» What is expected: Write out the material exactly, leaving every picture behind.
[START OF Provided records]
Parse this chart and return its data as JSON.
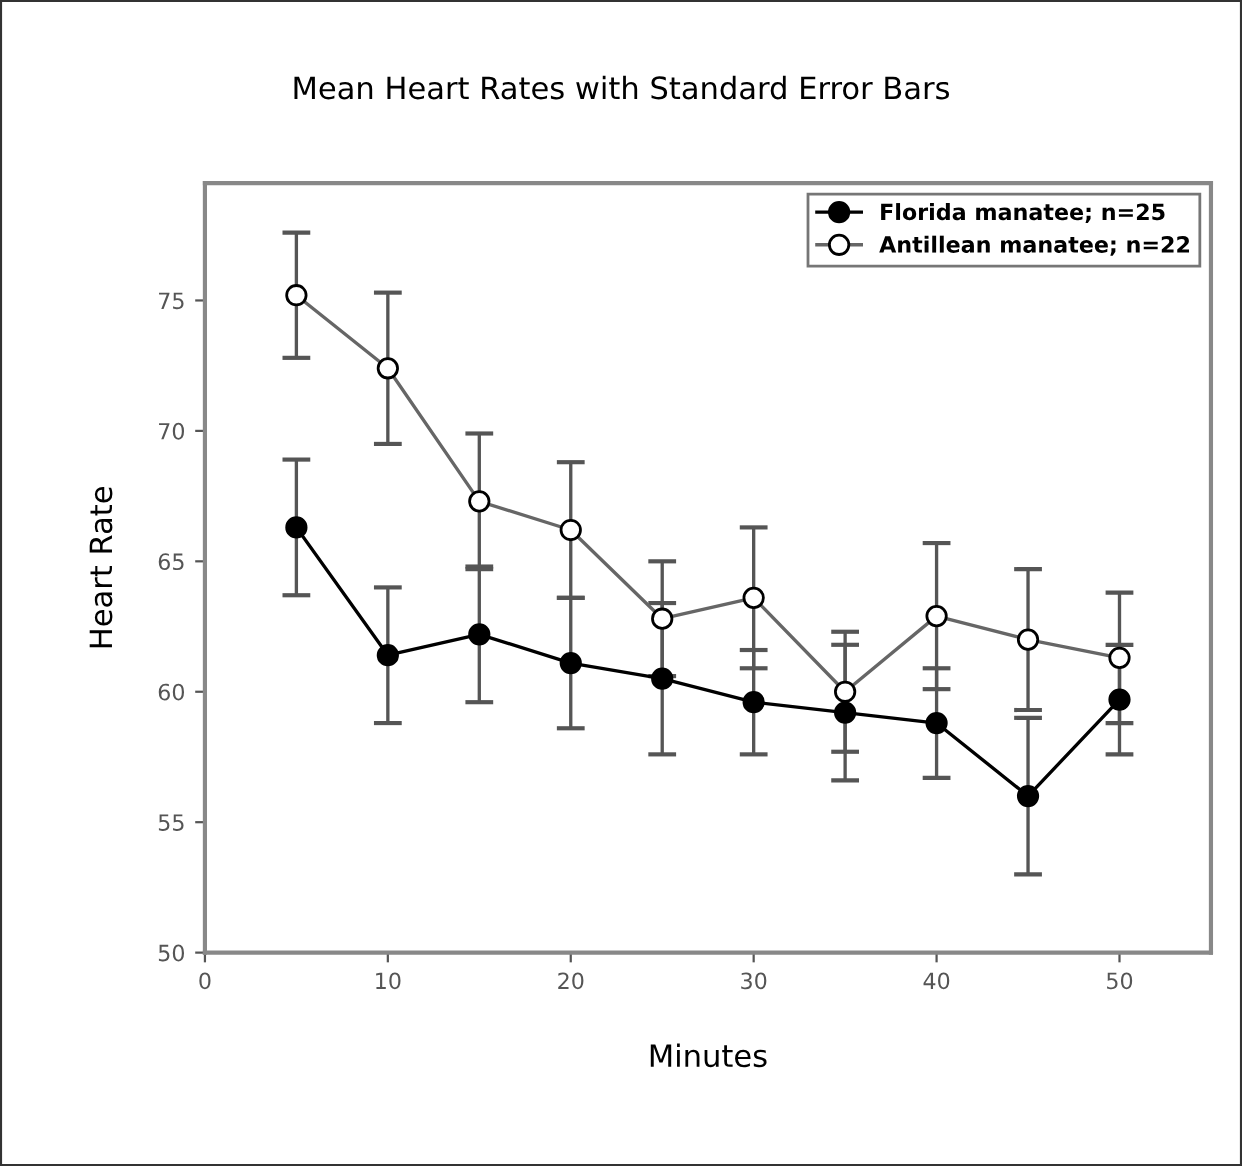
{
  "chart_data": {
    "type": "line",
    "title": "Mean Heart Rates with Standard Error Bars",
    "xlabel": "Minutes",
    "ylabel": "Heart Rate",
    "x": [
      5,
      10,
      15,
      20,
      25,
      30,
      35,
      40,
      45,
      50
    ],
    "series": [
      {
        "name": "Florida manatee; n=25",
        "color": "#000000",
        "values": [
          66.3,
          61.4,
          62.2,
          61.1,
          60.5,
          59.6,
          59.2,
          58.8,
          56.0,
          59.7
        ],
        "errors": [
          2.6,
          2.6,
          2.6,
          2.5,
          2.9,
          2.0,
          2.6,
          2.1,
          3.0,
          2.1
        ]
      },
      {
        "name": "Antillean manatee; n=22",
        "color": "#666666",
        "values": [
          75.2,
          72.4,
          67.3,
          66.2,
          62.8,
          63.6,
          60.0,
          62.9,
          62.0,
          61.3
        ],
        "errors": [
          2.4,
          2.9,
          2.6,
          2.6,
          2.2,
          2.7,
          2.3,
          2.8,
          2.7,
          2.5
        ]
      }
    ],
    "xlim": [
      0,
      55
    ],
    "xticks": [
      0,
      10,
      20,
      30,
      40,
      50
    ],
    "ylim": [
      50,
      79.5
    ],
    "yticks": [
      50,
      55,
      60,
      65,
      70,
      75
    ],
    "marker": "circle",
    "line_style": "solid",
    "grid": false,
    "legend": "top right"
  }
}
[END OF Provided records]
» Result of this task:
Parse this chart and return its data as JSON.
{
  "chart_data": {
    "type": "line",
    "title": "Mean Heart Rates with Standard Error Bars",
    "xlabel": "Minutes",
    "ylabel": "Heart Rate",
    "x": [
      5,
      10,
      15,
      20,
      25,
      30,
      35,
      40,
      45,
      50
    ],
    "series": [
      {
        "name": "Florida manatee; n=25",
        "color": "#000000",
        "values": [
          66.3,
          61.4,
          62.2,
          61.1,
          60.5,
          59.6,
          59.2,
          58.8,
          56.0,
          59.7
        ],
        "errors": [
          2.6,
          2.6,
          2.6,
          2.5,
          2.9,
          2.0,
          2.6,
          2.1,
          3.0,
          2.1
        ]
      },
      {
        "name": "Antillean manatee; n=22",
        "color": "#666666",
        "values": [
          75.2,
          72.4,
          67.3,
          66.2,
          62.8,
          63.6,
          60.0,
          62.9,
          62.0,
          61.3
        ],
        "errors": [
          2.4,
          2.9,
          2.6,
          2.6,
          2.2,
          2.7,
          2.3,
          2.8,
          2.7,
          2.5
        ]
      }
    ],
    "xlim": [
      0,
      55
    ],
    "xticks": [
      0,
      10,
      20,
      30,
      40,
      50
    ],
    "ylim": [
      50,
      79.5
    ],
    "yticks": [
      50,
      55,
      60,
      65,
      70,
      75
    ],
    "marker": "circle",
    "line_style": "solid",
    "grid": false,
    "legend": "top right"
  }
}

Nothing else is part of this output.